Recorded data:
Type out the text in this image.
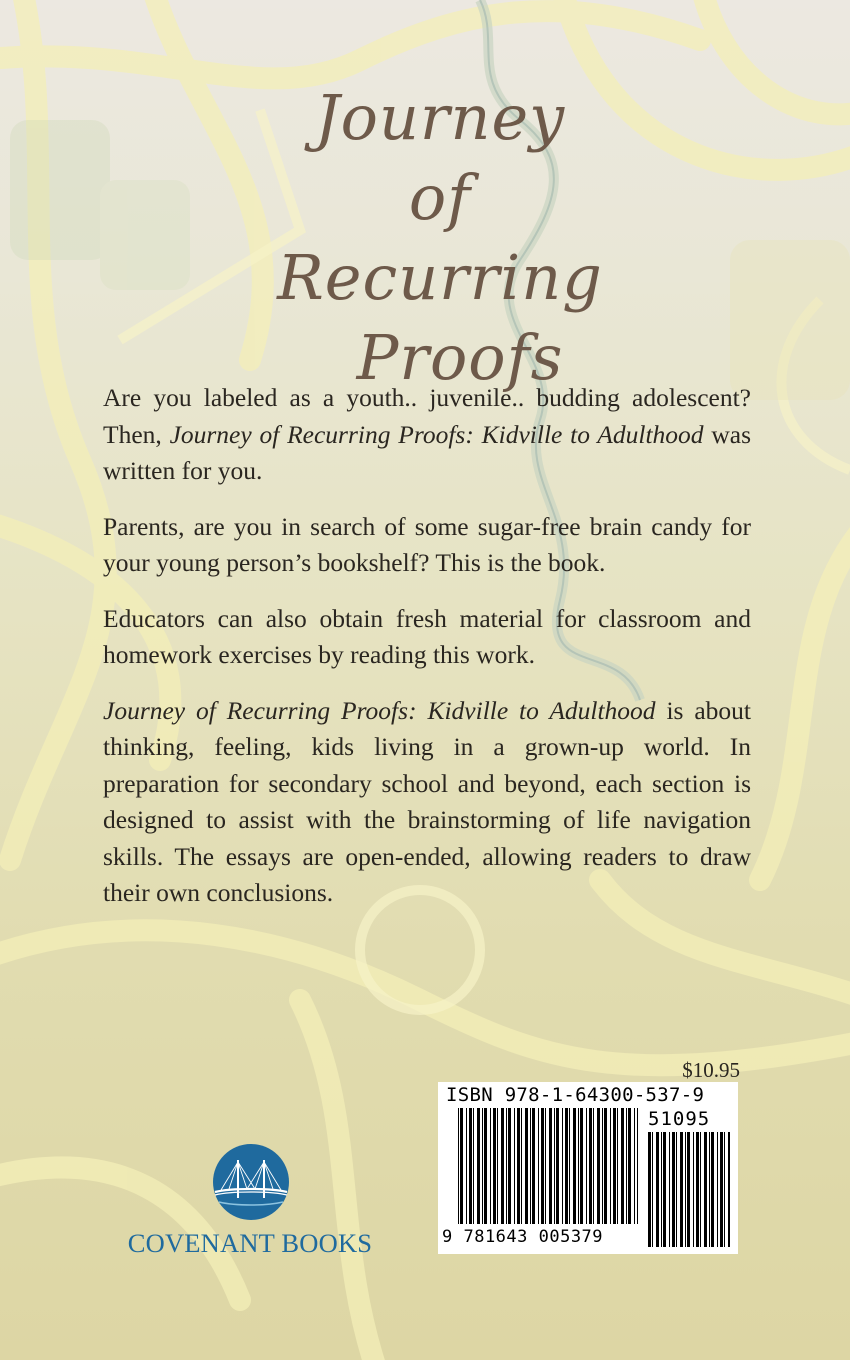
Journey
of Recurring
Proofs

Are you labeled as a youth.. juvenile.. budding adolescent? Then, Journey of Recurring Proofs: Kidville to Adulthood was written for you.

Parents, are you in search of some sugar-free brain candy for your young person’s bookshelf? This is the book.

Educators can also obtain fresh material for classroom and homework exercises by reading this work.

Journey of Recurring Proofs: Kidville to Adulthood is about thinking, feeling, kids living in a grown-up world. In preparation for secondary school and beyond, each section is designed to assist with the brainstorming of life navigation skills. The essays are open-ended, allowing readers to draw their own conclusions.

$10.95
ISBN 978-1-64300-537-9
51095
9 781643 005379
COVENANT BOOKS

[Your instructions]
All of the data above should be quoted exactly, except for the pictures.

[Answer]
Type out the text in this image.
Journey
of Recurring
Proofs

Are you labeled as a youth.. juvenile.. budding adolescent? Then, Journey of Recurring Proofs: Kidville to Adulthood was written for you.

Parents, are you in search of some sugar-free brain candy for your young person’s bookshelf? This is the book.

Educators can also obtain fresh material for classroom and homework exercises by reading this work.

Journey of Recurring Proofs: Kidville to Adulthood is about thinking, feeling, kids living in a grown-up world. In preparation for secondary school and beyond, each section is designed to assist with the brainstorming of life navigation skills. The essays are open-ended, allowing readers to draw their own conclusions.

$10.95
ISBN 978-1-64300-537-9
51095
9 781643 005379
COVENANT BOOKS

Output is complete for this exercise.